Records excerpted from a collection
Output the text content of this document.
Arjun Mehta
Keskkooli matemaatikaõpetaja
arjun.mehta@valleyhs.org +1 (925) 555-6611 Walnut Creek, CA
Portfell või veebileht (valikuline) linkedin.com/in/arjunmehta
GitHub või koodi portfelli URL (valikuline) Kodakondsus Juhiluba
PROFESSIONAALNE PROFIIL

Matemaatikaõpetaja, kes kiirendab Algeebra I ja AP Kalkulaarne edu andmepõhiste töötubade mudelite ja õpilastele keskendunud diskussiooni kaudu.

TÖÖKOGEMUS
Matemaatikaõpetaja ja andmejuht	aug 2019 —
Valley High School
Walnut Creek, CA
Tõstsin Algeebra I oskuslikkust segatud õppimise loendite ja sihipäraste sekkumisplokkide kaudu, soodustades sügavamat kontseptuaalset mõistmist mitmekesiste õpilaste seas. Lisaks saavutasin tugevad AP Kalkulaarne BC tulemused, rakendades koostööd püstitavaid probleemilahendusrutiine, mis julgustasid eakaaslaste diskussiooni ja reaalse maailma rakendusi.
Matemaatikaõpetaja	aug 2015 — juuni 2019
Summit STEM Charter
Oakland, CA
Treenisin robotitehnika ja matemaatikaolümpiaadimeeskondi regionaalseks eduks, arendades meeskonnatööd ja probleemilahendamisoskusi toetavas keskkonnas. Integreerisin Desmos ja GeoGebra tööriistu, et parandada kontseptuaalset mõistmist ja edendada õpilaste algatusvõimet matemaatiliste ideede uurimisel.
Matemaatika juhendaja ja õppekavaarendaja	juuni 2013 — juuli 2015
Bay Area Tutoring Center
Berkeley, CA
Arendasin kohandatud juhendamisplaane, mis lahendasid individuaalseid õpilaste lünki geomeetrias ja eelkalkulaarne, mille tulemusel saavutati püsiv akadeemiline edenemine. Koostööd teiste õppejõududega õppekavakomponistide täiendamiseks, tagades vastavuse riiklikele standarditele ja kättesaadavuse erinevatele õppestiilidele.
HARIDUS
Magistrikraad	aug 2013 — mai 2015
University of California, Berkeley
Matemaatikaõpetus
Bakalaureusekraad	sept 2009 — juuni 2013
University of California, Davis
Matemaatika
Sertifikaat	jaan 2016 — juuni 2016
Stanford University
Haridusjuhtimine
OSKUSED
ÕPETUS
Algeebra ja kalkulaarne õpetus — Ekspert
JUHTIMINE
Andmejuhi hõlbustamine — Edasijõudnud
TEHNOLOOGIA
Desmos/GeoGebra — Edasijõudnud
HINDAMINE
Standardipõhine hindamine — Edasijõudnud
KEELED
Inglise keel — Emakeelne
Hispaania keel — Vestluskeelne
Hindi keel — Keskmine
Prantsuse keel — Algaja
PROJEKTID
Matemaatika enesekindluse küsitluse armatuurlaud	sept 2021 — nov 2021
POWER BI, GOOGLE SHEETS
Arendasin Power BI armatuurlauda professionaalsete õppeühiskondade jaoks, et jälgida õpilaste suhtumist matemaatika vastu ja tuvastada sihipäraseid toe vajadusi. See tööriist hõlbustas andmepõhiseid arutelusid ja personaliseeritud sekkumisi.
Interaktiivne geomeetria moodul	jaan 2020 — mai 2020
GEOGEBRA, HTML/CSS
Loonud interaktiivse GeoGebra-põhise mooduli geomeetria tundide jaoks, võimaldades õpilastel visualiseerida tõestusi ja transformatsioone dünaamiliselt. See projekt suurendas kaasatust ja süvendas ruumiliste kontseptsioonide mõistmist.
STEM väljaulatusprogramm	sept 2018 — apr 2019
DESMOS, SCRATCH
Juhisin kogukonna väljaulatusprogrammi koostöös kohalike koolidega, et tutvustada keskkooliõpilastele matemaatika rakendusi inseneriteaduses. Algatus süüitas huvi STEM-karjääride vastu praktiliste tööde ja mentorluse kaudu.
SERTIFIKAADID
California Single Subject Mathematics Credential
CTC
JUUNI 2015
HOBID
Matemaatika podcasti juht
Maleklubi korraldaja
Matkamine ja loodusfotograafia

TASK DETAILS:
From the listing, copy each line containing the word "diskussiooni".

FINAL RESULT:
Matemaatikaõpetaja, kes kiirendab Algeebra I ja AP Kalkulaarne edu andmepõhiste töötubade mudelite ja õpilastele keskendunud diskussiooni kaudu.
Tõstsin Algeebra I oskuslikkust segatud õppimise loendite ja sihipäraste sekkumisplokkide kaudu, soodustades sügavamat kontseptuaalset mõistmist mitmekesiste õpilaste seas. Lisaks saavutasin tugevad AP Kalkulaarne BC tulemused, rakendades koostööd püstitavaid probleemilahendusrutiine, mis julgustasid eakaaslaste diskussiooni ja reaalse maailma rakendusi.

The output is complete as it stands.